→ SUPPLIED RECORDS
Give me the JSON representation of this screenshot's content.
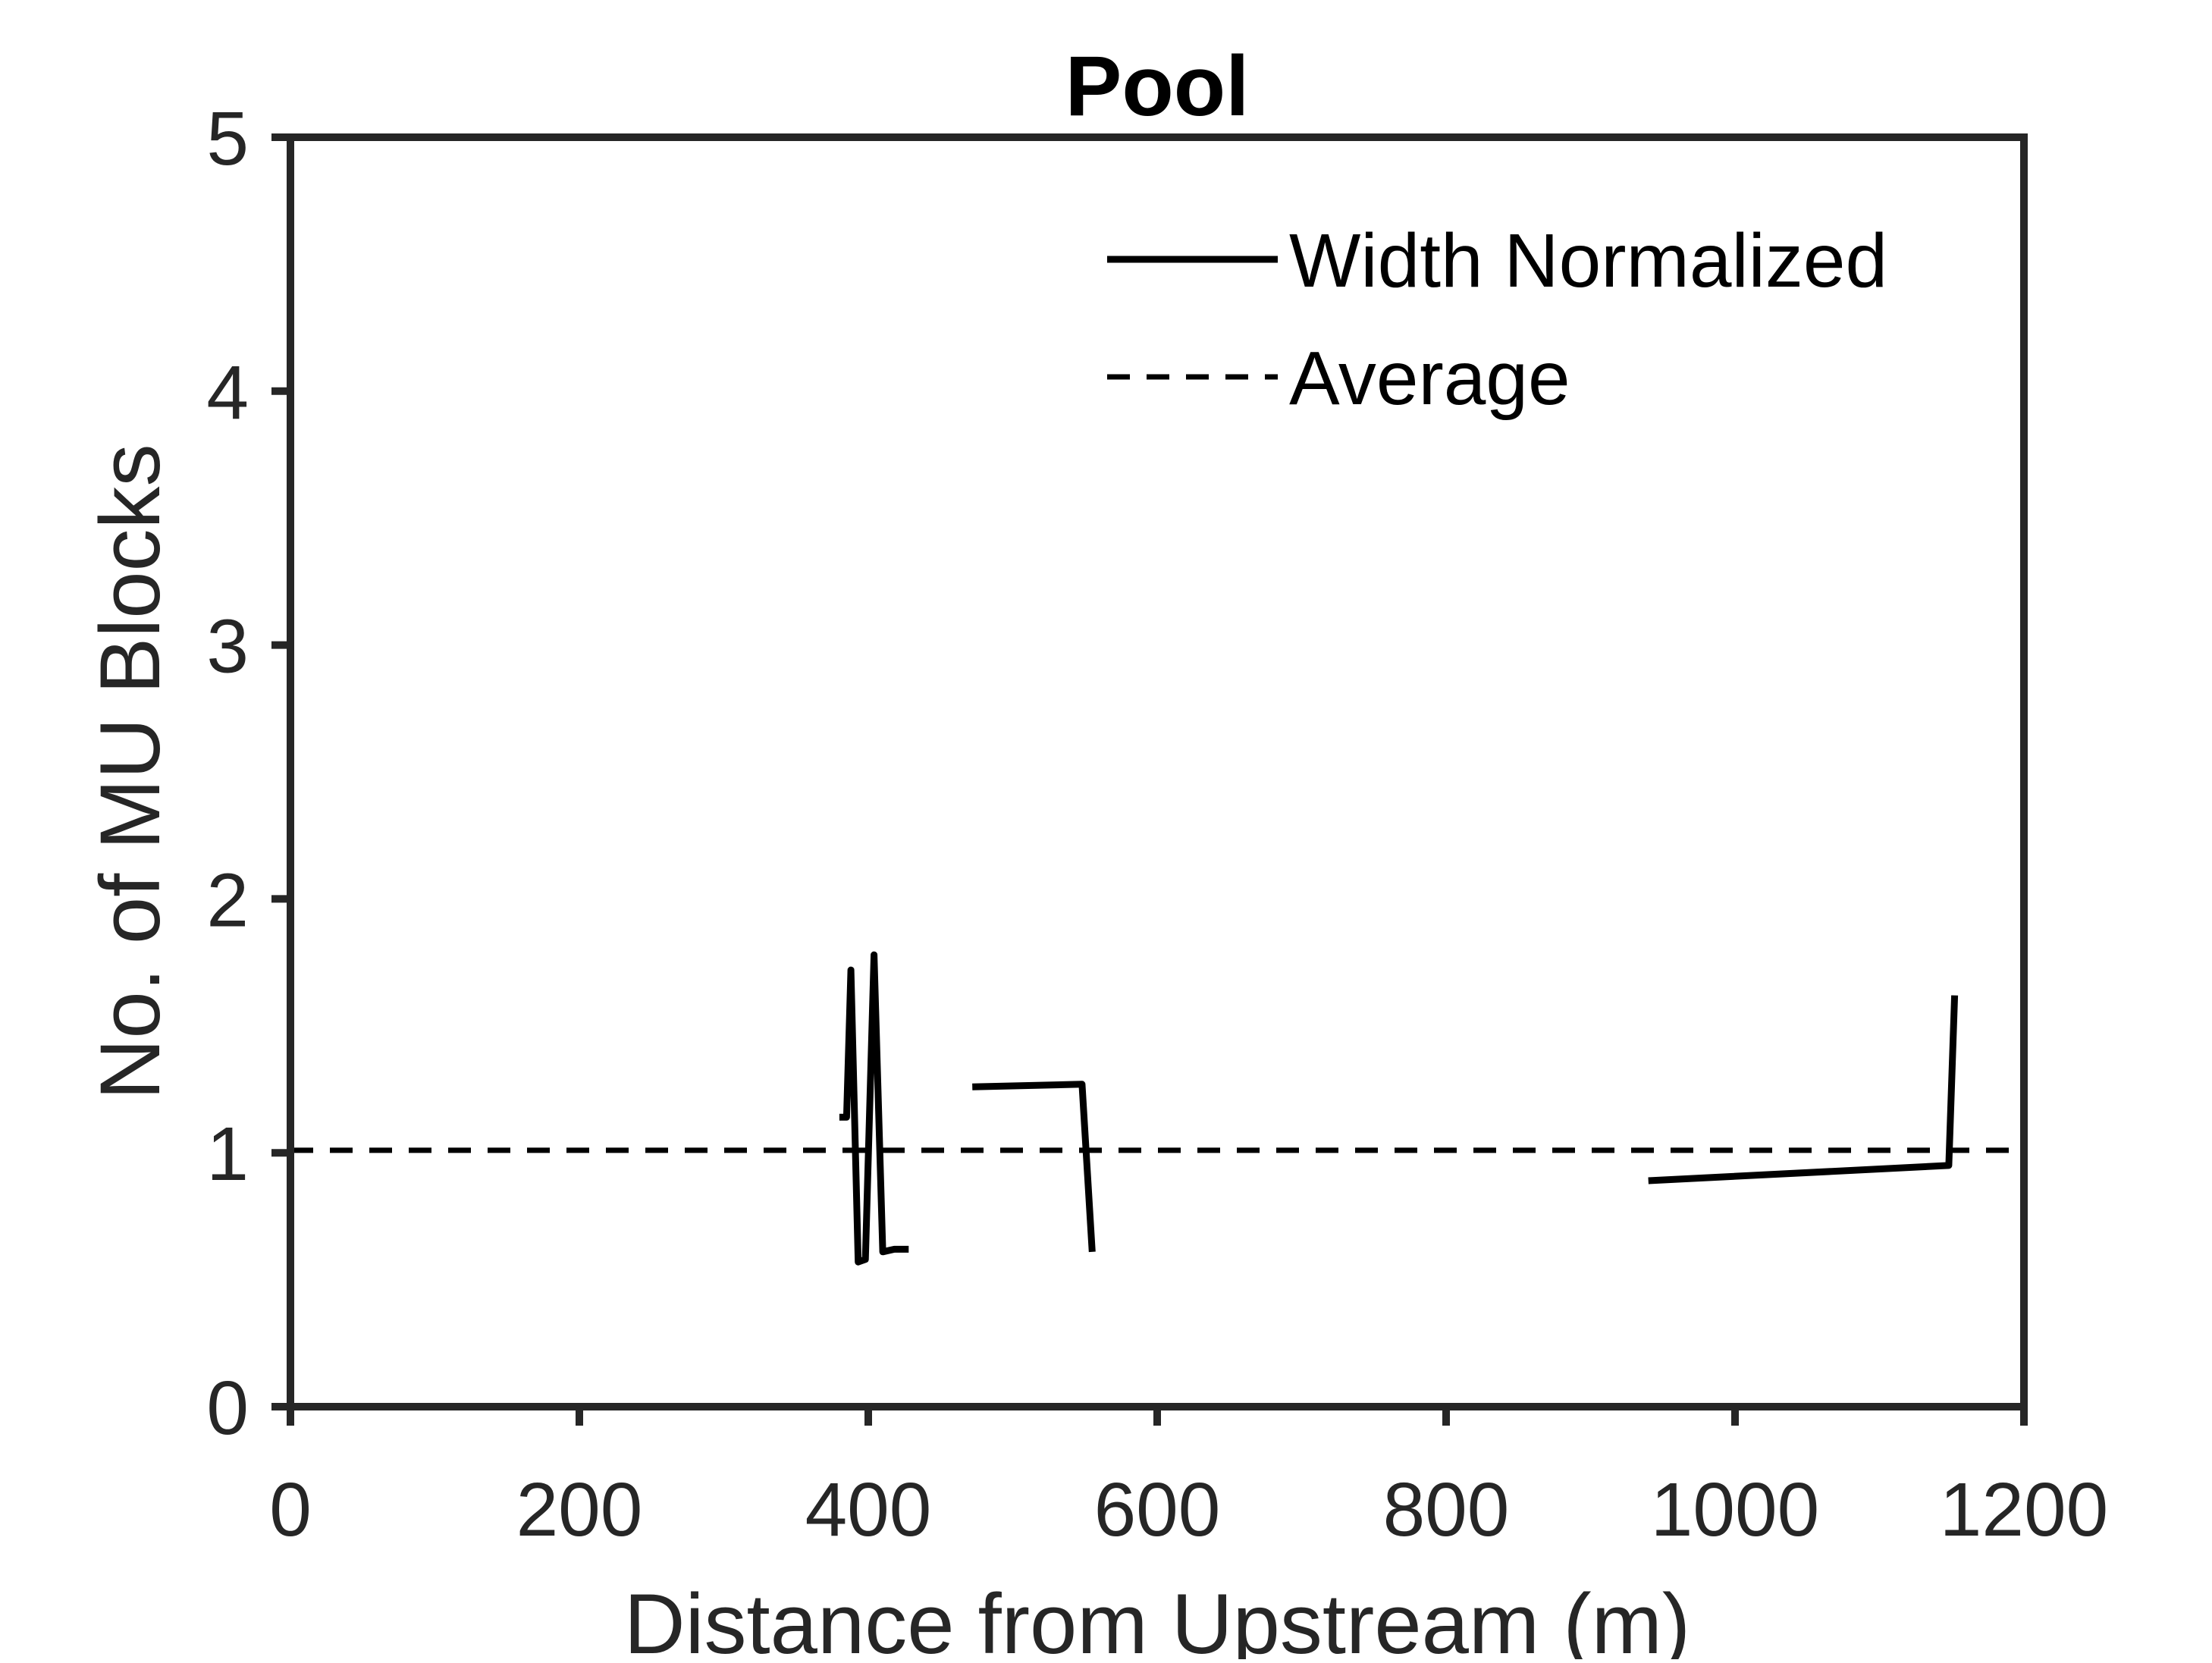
{
  "chart_data": {
    "type": "line",
    "title": "Pool",
    "xlabel": "Distance from Upstream (m)",
    "ylabel": "No. of MU Blocks",
    "xlim": [
      0,
      1200
    ],
    "ylim": [
      0,
      5
    ],
    "xticks": [
      0,
      200,
      400,
      600,
      800,
      1000,
      1200
    ],
    "yticks": [
      0,
      1,
      2,
      3,
      4,
      5
    ],
    "grid": false,
    "legend_position": "top-right",
    "series": [
      {
        "name": "Width Normalized",
        "style": "solid",
        "color": "#000000",
        "segments": [
          [
            [
              380,
              1.14
            ],
            [
              385,
              1.14
            ],
            [
              388,
              1.72
            ],
            [
              393,
              0.57
            ],
            [
              398,
              0.58
            ],
            [
              404,
              1.78
            ],
            [
              410,
              0.61
            ],
            [
              418,
              0.62
            ],
            [
              428,
              0.62
            ]
          ],
          [
            [
              472,
              1.26
            ],
            [
              548,
              1.27
            ],
            [
              555,
              0.61
            ]
          ],
          [
            [
              940,
              0.89
            ],
            [
              1148,
              0.95
            ],
            [
              1152,
              1.62
            ]
          ]
        ]
      },
      {
        "name": "Average",
        "style": "dashed",
        "color": "#000000",
        "segments": [
          [
            [
              0,
              1.01
            ],
            [
              1200,
              1.01
            ]
          ]
        ]
      }
    ]
  }
}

→ WHAT IS NEEDED
Check every line of the data above for the string "name", and copy those that have it.

→ EXERCISE OUTPUT
        "name": "Width Normalized",
        "name": "Average",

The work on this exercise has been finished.